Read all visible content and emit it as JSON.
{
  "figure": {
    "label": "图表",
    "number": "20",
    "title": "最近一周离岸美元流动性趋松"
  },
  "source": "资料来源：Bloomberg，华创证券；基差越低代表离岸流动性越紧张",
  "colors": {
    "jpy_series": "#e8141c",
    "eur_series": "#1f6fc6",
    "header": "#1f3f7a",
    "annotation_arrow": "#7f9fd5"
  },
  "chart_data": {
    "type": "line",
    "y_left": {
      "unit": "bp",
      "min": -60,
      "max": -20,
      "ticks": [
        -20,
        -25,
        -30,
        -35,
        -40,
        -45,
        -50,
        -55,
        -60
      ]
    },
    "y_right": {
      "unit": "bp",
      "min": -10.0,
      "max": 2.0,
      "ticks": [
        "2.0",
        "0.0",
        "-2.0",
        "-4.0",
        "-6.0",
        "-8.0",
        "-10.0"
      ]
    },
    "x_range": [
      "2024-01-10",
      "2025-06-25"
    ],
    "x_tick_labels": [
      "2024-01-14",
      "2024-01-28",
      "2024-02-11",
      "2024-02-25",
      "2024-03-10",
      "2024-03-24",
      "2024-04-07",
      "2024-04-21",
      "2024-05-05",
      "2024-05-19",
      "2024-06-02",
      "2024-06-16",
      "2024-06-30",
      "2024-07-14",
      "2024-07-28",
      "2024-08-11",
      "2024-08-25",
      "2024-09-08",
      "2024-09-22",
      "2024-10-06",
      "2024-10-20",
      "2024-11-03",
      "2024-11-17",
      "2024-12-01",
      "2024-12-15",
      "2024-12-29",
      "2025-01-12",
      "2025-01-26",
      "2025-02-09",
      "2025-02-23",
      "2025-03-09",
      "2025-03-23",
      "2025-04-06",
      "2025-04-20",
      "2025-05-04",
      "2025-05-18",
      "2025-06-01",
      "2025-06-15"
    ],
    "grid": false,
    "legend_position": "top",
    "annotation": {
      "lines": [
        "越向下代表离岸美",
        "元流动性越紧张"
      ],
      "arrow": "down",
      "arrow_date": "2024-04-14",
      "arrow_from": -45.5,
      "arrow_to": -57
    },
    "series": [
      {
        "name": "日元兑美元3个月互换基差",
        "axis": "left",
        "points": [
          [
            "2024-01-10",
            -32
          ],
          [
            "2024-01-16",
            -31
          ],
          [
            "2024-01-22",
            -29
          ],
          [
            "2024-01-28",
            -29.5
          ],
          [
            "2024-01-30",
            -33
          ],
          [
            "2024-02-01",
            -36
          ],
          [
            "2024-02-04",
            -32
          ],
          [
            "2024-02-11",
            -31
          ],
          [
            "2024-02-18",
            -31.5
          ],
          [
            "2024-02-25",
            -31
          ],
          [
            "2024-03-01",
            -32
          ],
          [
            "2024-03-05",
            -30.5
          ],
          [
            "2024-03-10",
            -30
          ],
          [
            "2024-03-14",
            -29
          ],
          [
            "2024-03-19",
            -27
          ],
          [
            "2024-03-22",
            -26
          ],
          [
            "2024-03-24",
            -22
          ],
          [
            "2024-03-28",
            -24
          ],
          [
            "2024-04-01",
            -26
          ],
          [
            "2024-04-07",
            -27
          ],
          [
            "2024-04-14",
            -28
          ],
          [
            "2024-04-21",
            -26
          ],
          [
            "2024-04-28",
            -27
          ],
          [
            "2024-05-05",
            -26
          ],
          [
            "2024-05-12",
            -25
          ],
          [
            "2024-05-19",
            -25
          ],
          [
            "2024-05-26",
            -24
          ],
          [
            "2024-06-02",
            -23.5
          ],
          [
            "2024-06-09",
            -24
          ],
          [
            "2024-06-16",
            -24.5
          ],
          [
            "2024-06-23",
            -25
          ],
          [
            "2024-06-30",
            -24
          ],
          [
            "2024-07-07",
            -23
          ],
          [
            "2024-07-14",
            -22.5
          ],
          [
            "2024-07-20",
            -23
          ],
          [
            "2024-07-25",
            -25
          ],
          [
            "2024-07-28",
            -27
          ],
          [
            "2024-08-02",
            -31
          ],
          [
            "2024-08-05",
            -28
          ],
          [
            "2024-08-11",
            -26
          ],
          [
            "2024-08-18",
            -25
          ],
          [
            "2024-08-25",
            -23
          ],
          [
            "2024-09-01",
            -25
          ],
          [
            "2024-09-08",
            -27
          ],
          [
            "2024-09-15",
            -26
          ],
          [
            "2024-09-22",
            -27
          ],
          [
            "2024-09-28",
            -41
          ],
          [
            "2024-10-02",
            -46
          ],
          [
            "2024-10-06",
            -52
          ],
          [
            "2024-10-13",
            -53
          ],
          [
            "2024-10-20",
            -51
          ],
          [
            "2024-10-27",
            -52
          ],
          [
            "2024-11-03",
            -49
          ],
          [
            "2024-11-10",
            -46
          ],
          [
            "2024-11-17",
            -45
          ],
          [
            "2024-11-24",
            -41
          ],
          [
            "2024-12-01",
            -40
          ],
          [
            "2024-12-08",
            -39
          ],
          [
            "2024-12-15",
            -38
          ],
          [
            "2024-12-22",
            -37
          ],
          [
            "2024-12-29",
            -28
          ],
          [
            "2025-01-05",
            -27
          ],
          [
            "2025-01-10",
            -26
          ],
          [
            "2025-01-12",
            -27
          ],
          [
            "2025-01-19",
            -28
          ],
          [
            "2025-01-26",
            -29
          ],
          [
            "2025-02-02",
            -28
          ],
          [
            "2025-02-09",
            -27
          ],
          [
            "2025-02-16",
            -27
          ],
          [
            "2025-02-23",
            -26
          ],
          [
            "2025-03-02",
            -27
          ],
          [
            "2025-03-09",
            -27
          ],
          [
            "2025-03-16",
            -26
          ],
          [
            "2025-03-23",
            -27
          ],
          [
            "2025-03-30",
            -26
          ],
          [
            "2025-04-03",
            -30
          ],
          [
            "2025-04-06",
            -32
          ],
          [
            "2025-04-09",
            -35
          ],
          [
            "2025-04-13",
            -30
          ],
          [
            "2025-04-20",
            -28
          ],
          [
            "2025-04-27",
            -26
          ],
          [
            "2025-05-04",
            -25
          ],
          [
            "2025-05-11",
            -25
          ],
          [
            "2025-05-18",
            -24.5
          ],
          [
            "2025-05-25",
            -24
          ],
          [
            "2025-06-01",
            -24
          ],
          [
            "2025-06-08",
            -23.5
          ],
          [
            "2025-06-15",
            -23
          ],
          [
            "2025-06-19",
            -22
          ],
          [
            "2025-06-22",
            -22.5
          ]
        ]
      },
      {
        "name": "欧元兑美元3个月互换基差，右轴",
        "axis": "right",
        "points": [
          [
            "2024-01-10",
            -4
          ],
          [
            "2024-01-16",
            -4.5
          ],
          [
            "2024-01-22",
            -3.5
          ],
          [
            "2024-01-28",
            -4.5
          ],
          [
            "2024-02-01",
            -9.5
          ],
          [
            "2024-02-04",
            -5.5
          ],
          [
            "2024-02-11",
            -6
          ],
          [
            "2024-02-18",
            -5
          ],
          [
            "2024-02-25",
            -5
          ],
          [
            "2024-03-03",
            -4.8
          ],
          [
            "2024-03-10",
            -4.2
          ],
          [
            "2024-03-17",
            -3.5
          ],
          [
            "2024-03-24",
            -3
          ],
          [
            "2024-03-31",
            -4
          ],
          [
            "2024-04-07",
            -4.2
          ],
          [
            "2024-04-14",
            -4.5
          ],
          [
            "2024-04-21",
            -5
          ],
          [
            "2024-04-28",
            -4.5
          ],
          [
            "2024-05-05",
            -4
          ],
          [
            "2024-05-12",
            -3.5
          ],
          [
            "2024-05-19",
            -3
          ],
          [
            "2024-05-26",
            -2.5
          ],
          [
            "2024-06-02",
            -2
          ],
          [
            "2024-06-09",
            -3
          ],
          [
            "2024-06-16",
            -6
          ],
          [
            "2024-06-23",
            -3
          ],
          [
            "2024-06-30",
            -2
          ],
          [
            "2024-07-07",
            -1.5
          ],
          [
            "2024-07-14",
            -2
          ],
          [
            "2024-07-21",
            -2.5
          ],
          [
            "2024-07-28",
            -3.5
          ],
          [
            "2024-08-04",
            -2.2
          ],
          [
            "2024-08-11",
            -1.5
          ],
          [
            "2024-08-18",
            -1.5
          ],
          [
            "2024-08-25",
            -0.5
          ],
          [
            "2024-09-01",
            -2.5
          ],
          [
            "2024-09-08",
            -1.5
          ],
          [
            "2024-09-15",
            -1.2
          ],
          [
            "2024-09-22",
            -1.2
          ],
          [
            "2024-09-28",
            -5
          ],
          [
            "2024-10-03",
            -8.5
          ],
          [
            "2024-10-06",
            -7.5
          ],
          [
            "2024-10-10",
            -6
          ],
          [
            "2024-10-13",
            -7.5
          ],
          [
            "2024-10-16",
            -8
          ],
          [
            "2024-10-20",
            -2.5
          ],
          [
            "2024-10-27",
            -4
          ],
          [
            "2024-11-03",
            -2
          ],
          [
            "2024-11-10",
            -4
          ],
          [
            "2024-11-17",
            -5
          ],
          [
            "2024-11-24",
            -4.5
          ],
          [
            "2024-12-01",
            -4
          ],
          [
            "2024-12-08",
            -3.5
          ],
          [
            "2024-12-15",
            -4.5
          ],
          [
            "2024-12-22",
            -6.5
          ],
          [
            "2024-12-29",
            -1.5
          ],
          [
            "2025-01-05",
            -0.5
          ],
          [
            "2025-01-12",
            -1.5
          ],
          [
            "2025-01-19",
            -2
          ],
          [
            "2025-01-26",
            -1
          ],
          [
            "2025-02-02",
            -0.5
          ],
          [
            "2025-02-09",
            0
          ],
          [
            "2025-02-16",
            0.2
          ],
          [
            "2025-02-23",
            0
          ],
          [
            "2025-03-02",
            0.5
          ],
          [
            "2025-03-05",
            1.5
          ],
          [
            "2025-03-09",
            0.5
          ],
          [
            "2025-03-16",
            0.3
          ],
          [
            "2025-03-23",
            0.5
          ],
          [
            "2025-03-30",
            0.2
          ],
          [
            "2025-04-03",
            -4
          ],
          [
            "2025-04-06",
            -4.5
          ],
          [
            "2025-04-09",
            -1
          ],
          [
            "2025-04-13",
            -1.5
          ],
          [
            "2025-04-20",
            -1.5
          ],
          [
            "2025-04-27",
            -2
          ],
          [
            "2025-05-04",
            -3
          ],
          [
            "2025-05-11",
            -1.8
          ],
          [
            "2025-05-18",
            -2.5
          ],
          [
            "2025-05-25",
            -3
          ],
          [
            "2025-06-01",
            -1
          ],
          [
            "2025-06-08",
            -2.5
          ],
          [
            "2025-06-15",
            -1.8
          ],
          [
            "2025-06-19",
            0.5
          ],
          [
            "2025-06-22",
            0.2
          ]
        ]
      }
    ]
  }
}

- - - - -

§ **Task instructions**
Tally the lines of the material above that contain the word "name" and report the total alone.

§ **Result of the exercise**
2